LISTING

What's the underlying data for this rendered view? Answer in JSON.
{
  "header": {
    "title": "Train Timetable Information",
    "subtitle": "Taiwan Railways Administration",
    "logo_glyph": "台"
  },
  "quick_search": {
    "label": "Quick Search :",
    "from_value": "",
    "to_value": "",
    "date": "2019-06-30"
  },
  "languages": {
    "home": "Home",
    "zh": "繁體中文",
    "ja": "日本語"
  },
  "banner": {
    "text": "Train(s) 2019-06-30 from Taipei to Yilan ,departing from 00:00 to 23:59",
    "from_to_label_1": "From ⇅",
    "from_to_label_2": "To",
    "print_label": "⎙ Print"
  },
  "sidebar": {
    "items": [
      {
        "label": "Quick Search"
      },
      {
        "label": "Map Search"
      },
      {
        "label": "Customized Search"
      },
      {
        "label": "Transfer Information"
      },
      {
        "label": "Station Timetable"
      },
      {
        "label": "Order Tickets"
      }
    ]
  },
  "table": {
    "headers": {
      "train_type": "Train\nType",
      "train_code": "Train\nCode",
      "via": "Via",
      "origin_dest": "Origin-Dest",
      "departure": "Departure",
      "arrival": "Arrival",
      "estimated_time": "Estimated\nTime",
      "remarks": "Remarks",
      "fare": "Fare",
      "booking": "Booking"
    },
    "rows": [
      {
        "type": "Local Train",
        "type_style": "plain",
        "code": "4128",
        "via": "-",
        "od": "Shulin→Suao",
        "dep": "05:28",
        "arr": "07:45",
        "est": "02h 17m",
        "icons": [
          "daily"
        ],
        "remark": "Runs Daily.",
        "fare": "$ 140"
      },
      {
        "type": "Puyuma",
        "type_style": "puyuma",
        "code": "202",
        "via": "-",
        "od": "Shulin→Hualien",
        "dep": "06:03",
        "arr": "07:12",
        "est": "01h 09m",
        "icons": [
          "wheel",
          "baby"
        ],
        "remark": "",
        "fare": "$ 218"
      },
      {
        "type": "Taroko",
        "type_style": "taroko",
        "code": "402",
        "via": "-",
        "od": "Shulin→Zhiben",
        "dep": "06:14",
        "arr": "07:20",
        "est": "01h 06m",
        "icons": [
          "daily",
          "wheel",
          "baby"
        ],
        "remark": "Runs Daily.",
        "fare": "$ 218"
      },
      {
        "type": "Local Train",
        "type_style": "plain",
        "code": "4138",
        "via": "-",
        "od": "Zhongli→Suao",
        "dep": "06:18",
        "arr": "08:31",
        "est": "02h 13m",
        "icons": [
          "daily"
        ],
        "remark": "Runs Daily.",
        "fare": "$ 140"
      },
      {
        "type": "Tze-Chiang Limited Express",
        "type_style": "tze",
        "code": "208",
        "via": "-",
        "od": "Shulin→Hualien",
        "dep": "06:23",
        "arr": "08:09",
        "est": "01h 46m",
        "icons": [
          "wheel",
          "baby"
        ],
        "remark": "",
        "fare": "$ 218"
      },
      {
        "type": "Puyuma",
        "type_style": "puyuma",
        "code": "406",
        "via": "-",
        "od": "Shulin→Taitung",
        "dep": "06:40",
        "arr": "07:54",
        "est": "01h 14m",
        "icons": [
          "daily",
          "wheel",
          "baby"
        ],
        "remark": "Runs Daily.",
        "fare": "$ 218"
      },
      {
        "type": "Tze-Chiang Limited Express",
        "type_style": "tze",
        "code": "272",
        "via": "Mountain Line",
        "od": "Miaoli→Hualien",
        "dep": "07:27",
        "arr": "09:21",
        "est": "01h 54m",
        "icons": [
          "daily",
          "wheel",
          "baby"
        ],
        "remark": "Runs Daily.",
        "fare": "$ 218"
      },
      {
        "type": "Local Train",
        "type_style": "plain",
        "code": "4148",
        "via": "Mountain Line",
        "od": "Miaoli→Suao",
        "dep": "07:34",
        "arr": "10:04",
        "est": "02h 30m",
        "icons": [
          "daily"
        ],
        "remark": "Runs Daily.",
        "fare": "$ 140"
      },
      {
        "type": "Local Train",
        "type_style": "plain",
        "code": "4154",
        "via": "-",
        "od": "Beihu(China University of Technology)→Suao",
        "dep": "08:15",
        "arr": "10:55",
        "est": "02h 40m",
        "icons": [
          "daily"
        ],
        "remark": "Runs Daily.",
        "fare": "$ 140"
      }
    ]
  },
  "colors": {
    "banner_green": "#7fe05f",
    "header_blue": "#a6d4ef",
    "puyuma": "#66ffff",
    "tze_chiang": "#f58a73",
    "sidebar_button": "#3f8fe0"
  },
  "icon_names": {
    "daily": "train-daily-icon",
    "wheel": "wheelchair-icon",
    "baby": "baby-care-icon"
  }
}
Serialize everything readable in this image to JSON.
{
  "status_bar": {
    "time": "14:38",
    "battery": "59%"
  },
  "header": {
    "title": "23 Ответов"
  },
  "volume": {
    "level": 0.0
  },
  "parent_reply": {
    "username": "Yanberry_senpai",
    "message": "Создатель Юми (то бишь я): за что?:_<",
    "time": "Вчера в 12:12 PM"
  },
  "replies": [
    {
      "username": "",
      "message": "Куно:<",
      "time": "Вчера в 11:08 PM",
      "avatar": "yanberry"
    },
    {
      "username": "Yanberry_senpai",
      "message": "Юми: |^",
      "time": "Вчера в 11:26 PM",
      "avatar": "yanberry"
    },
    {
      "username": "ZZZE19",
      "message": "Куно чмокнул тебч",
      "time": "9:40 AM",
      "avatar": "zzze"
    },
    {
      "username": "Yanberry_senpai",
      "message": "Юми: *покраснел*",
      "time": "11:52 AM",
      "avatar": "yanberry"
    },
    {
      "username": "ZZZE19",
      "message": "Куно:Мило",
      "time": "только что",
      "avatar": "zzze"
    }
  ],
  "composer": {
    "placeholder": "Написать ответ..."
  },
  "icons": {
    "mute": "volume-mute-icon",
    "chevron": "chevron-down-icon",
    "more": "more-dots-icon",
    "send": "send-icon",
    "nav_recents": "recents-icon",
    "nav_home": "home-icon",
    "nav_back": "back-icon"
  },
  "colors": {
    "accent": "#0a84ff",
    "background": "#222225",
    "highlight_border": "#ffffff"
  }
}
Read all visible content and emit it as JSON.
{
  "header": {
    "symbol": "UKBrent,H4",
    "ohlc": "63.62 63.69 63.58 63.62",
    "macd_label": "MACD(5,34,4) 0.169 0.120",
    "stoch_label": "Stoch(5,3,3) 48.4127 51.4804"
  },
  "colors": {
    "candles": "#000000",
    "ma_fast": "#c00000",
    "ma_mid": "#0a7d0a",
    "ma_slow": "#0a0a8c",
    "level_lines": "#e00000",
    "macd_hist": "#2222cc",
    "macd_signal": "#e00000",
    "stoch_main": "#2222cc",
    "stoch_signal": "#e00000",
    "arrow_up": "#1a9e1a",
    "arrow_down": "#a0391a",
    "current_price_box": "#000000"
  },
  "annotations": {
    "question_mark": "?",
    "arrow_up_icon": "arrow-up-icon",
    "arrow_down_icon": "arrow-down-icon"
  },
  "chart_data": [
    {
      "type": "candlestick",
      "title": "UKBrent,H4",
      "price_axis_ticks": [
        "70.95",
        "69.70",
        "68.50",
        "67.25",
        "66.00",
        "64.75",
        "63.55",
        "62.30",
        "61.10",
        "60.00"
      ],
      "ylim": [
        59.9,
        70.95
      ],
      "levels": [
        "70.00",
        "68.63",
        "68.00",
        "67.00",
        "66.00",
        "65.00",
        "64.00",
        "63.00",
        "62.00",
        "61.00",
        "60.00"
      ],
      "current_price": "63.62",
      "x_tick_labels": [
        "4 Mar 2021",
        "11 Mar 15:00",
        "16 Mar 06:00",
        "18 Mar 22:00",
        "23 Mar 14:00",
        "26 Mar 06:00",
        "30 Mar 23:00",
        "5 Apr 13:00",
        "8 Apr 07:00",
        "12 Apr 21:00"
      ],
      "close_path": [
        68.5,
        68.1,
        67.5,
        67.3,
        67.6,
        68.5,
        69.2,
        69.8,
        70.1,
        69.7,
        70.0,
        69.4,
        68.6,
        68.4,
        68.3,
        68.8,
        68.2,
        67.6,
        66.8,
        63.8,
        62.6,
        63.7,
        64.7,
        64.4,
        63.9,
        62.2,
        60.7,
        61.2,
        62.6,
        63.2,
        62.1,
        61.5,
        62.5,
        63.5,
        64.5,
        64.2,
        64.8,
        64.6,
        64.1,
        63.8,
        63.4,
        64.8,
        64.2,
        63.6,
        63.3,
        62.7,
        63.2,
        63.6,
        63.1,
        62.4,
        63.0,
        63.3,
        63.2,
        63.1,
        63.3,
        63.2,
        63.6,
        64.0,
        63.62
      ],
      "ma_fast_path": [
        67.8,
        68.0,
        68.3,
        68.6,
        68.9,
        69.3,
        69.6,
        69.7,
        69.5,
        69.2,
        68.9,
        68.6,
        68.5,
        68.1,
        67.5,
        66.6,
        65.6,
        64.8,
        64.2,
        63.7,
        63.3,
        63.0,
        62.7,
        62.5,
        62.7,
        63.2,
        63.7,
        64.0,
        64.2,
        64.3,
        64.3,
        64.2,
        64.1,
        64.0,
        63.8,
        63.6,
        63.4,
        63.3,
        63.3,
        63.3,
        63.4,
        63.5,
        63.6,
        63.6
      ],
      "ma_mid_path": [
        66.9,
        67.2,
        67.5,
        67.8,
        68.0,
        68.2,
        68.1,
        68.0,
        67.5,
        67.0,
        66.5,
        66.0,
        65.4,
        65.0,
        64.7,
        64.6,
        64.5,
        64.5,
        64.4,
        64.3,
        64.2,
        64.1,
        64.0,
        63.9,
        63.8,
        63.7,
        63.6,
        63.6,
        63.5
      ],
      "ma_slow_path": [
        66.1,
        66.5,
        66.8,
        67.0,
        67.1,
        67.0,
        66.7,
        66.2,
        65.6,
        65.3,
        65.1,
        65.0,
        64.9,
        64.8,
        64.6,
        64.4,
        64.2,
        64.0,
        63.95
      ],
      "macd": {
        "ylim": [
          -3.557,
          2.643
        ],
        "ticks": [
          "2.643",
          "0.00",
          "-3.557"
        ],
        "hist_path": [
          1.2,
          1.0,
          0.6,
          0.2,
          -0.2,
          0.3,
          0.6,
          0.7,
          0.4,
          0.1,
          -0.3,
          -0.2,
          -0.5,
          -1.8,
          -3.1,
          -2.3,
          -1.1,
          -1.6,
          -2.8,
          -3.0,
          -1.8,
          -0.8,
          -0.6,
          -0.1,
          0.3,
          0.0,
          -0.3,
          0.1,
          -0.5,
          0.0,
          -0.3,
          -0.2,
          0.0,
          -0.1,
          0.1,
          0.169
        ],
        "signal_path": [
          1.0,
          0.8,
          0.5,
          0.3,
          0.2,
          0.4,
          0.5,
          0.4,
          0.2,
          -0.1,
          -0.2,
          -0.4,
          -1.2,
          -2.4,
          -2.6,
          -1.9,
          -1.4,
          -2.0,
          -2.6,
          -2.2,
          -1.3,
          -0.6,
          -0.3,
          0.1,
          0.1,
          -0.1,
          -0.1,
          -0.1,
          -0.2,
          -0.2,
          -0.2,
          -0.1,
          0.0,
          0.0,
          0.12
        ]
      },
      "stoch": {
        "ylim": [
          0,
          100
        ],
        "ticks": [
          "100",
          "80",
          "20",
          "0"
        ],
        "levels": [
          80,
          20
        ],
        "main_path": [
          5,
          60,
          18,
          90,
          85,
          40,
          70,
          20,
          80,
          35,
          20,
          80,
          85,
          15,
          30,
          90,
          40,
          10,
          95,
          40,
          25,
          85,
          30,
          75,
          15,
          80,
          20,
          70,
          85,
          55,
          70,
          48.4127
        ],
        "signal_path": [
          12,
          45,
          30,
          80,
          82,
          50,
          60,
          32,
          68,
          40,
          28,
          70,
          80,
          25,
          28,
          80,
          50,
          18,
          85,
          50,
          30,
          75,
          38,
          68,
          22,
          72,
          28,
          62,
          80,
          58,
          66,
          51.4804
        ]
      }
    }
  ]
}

EXERCISE GOAL
Find the lines of the material that hold the word "Timetable" and report their count alone.

EXERCISE OUTPUT
2